▸ Exercise objective: Exactly reproduce the lines that follow.
--- start Stored rows ---
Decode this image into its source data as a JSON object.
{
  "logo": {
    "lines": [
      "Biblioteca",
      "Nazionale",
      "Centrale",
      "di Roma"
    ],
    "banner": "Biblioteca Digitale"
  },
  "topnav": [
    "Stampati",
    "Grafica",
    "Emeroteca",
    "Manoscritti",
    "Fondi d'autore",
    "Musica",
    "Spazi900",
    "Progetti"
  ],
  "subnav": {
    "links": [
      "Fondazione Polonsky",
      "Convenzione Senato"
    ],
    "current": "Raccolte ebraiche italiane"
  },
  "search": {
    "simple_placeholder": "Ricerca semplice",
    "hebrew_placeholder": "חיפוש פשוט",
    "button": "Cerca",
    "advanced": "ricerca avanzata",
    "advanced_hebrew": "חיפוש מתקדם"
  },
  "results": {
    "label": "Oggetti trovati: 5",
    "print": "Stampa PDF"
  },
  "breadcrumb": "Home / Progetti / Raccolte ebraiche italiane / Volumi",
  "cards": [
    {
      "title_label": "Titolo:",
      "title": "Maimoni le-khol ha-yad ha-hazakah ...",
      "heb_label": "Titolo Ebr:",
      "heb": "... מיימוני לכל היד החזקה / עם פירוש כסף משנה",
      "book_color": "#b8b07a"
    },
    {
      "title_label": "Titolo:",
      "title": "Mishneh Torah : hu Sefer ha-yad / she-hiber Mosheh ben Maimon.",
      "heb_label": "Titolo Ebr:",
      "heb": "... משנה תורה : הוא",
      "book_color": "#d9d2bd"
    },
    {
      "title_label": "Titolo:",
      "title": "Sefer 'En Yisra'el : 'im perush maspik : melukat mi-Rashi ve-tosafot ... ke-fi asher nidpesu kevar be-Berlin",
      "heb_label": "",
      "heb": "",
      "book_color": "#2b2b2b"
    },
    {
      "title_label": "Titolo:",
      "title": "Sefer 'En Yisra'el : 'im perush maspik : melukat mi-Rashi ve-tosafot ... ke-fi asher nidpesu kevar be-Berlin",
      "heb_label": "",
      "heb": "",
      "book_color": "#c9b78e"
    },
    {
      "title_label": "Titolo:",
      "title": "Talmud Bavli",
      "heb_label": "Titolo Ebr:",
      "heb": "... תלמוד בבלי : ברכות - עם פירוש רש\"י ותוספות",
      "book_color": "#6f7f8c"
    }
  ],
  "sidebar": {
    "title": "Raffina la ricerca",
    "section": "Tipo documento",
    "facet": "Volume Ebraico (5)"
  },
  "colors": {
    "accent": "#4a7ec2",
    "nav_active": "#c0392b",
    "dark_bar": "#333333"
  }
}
--- end Stored rows ---
▸ Correct answer:
Decode this image into its source data as a JSON object.
{
  "logo": {
    "lines": [
      "Biblioteca",
      "Nazionale",
      "Centrale",
      "di Roma"
    ],
    "banner": "Biblioteca Digitale"
  },
  "topnav": [
    "Stampati",
    "Grafica",
    "Emeroteca",
    "Manoscritti",
    "Fondi d'autore",
    "Musica",
    "Spazi900",
    "Progetti"
  ],
  "subnav": {
    "links": [
      "Fondazione Polonsky",
      "Convenzione Senato"
    ],
    "current": "Raccolte ebraiche italiane"
  },
  "search": {
    "simple_placeholder": "Ricerca semplice",
    "hebrew_placeholder": "חיפוש פשוט",
    "button": "Cerca",
    "advanced": "ricerca avanzata",
    "advanced_hebrew": "חיפוש מתקדם"
  },
  "results": {
    "label": "Oggetti trovati: 5",
    "print": "Stampa PDF"
  },
  "breadcrumb": "Home / Progetti / Raccolte ebraiche italiane / Volumi",
  "cards": [
    {
      "title_label": "Titolo:",
      "title": "Maimoni le-khol ha-yad ha-hazakah ...",
      "heb_label": "Titolo Ebr:",
      "heb": "... מיימוני לכל היד החזקה / עם פירוש כסף משנה",
      "book_color": "#b8b07a"
    },
    {
      "title_label": "Titolo:",
      "title": "Mishneh Torah : hu Sefer ha-yad / she-hiber Mosheh ben Maimon.",
      "heb_label": "Titolo Ebr:",
      "heb": "... משנה תורה : הוא",
      "book_color": "#d9d2bd"
    },
    {
      "title_label": "Titolo:",
      "title": "Sefer 'En Yisra'el : 'im perush maspik : melukat mi-Rashi ve-tosafot ... ke-fi asher nidpesu kevar be-Berlin",
      "heb_label": "",
      "heb": "",
      "book_color": "#2b2b2b"
    },
    {
      "title_label": "Titolo:",
      "title": "Sefer 'En Yisra'el : 'im perush maspik : melukat mi-Rashi ve-tosafot ... ke-fi asher nidpesu kevar be-Berlin",
      "heb_label": "",
      "heb": "",
      "book_color": "#c9b78e"
    },
    {
      "title_label": "Titolo:",
      "title": "Talmud Bavli",
      "heb_label": "Titolo Ebr:",
      "heb": "... תלמוד בבלי : ברכות - עם פירוש רש\"י ותוספות",
      "book_color": "#6f7f8c"
    }
  ],
  "sidebar": {
    "title": "Raffina la ricerca",
    "section": "Tipo documento",
    "facet": "Volume Ebraico (5)"
  },
  "colors": {
    "accent": "#4a7ec2",
    "nav_active": "#c0392b",
    "dark_bar": "#333333"
  }
}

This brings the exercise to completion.